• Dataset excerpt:
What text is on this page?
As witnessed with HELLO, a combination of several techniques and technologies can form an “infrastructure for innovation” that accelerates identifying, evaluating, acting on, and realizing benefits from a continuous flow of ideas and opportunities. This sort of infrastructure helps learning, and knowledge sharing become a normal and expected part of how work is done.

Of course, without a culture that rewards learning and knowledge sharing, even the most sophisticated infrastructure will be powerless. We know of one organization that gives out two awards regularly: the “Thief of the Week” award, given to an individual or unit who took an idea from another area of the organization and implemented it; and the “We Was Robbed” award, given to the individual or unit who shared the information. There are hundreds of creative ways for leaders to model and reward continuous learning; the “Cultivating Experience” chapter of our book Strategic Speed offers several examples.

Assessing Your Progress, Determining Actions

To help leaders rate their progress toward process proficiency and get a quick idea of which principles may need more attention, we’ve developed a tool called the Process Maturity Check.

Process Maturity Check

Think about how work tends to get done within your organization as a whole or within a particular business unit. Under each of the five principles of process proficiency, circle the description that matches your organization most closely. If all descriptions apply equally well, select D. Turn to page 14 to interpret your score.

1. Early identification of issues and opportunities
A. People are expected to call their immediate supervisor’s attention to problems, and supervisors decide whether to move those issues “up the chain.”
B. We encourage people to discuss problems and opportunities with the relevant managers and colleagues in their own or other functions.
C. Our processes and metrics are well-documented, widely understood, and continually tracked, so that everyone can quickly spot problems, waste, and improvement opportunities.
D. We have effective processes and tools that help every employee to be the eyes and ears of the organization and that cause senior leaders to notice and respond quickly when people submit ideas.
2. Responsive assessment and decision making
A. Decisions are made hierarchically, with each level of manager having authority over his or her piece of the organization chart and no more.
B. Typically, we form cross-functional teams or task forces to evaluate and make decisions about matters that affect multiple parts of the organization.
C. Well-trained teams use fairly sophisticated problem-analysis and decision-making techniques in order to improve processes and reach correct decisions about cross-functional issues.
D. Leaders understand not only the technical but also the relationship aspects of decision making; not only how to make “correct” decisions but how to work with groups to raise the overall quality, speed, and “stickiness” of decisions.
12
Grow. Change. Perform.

• PROBLEM:
The data above must be returned in full, exactly as written.

• WORKED ANSWER:
What text is on this page?
As witnessed with HELLO, a combination of several techniques and technologies can form an “infrastructure for innovation” that accelerates identifying, evaluating, acting on, and realizing benefits from a continuous flow of ideas and opportunities. This sort of infrastructure helps learning, and knowledge sharing become a normal and expected part of how work is done.

Of course, without a culture that rewards learning and knowledge sharing, even the most sophisticated infrastructure will be powerless. We know of one organization that gives out two awards regularly: the “Thief of the Week” award, given to an individual or unit who took an idea from another area of the organization and implemented it; and the “We Was Robbed” award, given to the individual or unit who shared the information. There are hundreds of creative ways for leaders to model and reward continuous learning; the “Cultivating Experience” chapter of our book Strategic Speed offers several examples.

Assessing Your Progress, Determining Actions

To help leaders rate their progress toward process proficiency and get a quick idea of which principles may need more attention, we’ve developed a tool called the Process Maturity Check.

Process Maturity Check

Think about how work tends to get done within your organization as a whole or within a particular business unit. Under each of the five principles of process proficiency, circle the description that matches your organization most closely. If all descriptions apply equally well, select D. Turn to page 14 to interpret your score.

1. Early identification of issues and opportunities
A. People are expected to call their immediate supervisor’s attention to problems, and supervisors decide whether to move those issues “up the chain.”
B. We encourage people to discuss problems and opportunities with the relevant managers and colleagues in their own or other functions.
C. Our processes and metrics are well-documented, widely understood, and continually tracked, so that everyone can quickly spot problems, waste, and improvement opportunities.
D. We have effective processes and tools that help every employee to be the eyes and ears of the organization and that cause senior leaders to notice and respond quickly when people submit ideas.
2. Responsive assessment and decision making
A. Decisions are made hierarchically, with each level of manager having authority over his or her piece of the organization chart and no more.
B. Typically, we form cross-functional teams or task forces to evaluate and make decisions about matters that affect multiple parts of the organization.
C. Well-trained teams use fairly sophisticated problem-analysis and decision-making techniques in order to improve processes and reach correct decisions about cross-functional issues.
D. Leaders understand not only the technical but also the relationship aspects of decision making; not only how to make “correct” decisions but how to work with groups to raise the overall quality, speed, and “stickiness” of decisions.
12
Grow. Change. Perform.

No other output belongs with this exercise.